Entries taken from a collection

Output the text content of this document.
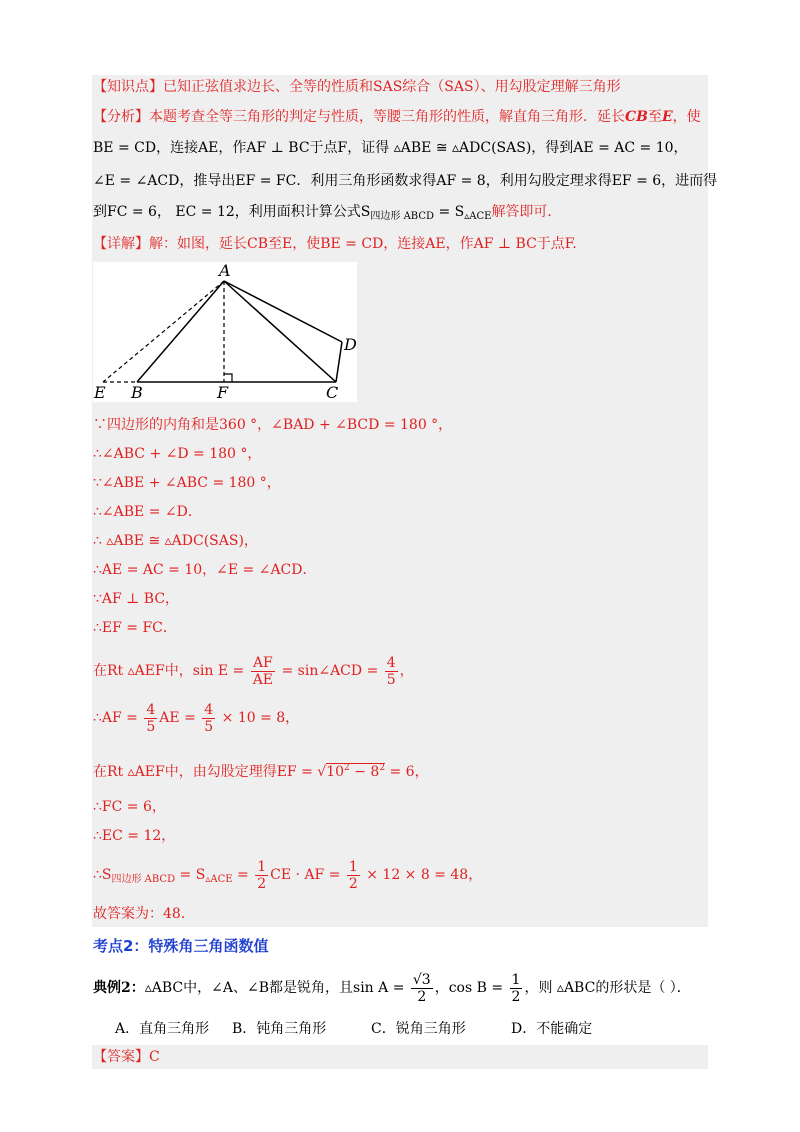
【知识点】已知正弦值求边长、全等的性质和SAS综合（SAS）、用勾股定理解三角形
【分析】本题考查全等三角形的判定与性质，等腰三角形的性质，解直角三角形．延长CB至E，使
BE = CD，连接AE，作AF ⊥ BC于点F，证得 ▵ABE ≅ ▵ADC(SAS)，得到AE = AC = 10，
∠E = ∠ACD，推导出EF = FC．利用三角形函数求得AF = 8，利用勾股定理求得EF = 6，进而得
到FC = 6， EC = 12，利用面积计算公式$S_{四边形 ABCD} = S_{▵ACE}$解答即可．
【详解】解：如图，延长CB至E，使BE = CD，连接AE，作AF ⊥ BC于点F.
A
B	C
D
E	F
∵四边形的内角和是360 °，∠BAD + ∠BCD = 180 °，
∴∠ABC + ∠D = 180 °，
∵∠ABE + ∠ABC = 180 °，
∴∠ABE = ∠D．
∴ ▵ABE ≅ ▵ADC(SAS)，
∴AE = AC = 10，∠E = ∠ACD．
∵AF ⊥ BC，
∴EF = FC．
在Rt ▵AEF中，$\sin E = \frac{AF}{AE}$ = sin∠ACD = $\frac{4}{5}$ ，
∴AF = $\frac{4}{5}$ AE = $\frac{4}{5} \times 10 = 8$，
在Rt ▵AEF中，由勾股定理得EF = $√10^2 - 8^2 = 6$，
∴FC = 6，
∴EC = 12，
$\therefore S_{四边形 ABCD} = S_{▵ACE} = \frac{1}{2}$ CE · AF = $\frac{1}{2} \times 12 \times 8 = 48$，
故答案为：48．
考点2：特殊角三角函数值
典例2：▵ABC中，∠A、∠B都是锐角，且$\sin A = \frac{√3}{2}$ ，$\cos B = \frac{1}{2}$ ，则 ▵ABC的形状是（ ）．
A．直角三角形 B．钝角三角形	C．锐角三角形	D．不能确定
【答案】C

● **Exercise details**
Quote the entries above word for word. Leave the images out.

● **Reply**
Output the text content of this document.
【知识点】已知正弦值求边长、全等的性质和SAS综合（SAS）、用勾股定理解三角形
【分析】本题考查全等三角形的判定与性质，等腰三角形的性质，解直角三角形．延长CB至E，使
BE = CD，连接AE，作AF ⊥ BC于点F，证得 ▵ABE ≅ ▵ADC(SAS)，得到AE = AC = 10，
∠E = ∠ACD，推导出EF = FC．利用三角形函数求得AF = 8，利用勾股定理求得EF = 6，进而得
到FC = 6， EC = 12，利用面积计算公式$S_{四边形 ABCD} = S_{▵ACE}$解答即可．
【详解】解：如图，延长CB至E，使BE = CD，连接AE，作AF ⊥ BC于点F.
A
B	C
D
E	F
∵四边形的内角和是360 °，∠BAD + ∠BCD = 180 °，
∴∠ABC + ∠D = 180 °，
∵∠ABE + ∠ABC = 180 °，
∴∠ABE = ∠D．
∴ ▵ABE ≅ ▵ADC(SAS)，
∴AE = AC = 10，∠E = ∠ACD．
∵AF ⊥ BC，
∴EF = FC．
在Rt ▵AEF中，$\sin E = \frac{AF}{AE}$ = sin∠ACD = $\frac{4}{5}$ ，
∴AF = $\frac{4}{5}$ AE = $\frac{4}{5} \times 10 = 8$，
在Rt ▵AEF中，由勾股定理得EF = $√10^2 - 8^2 = 6$，
∴FC = 6，
∴EC = 12，
$\therefore S_{四边形 ABCD} = S_{▵ACE} = \frac{1}{2}$ CE · AF = $\frac{1}{2} \times 12 \times 8 = 48$，
故答案为：48．
考点2：特殊角三角函数值
典例2：▵ABC中，∠A、∠B都是锐角，且$\sin A = \frac{√3}{2}$ ，$\cos B = \frac{1}{2}$ ，则 ▵ABC的形状是（ ）．
A．直角三角形 B．钝角三角形	C．锐角三角形	D．不能确定
【答案】C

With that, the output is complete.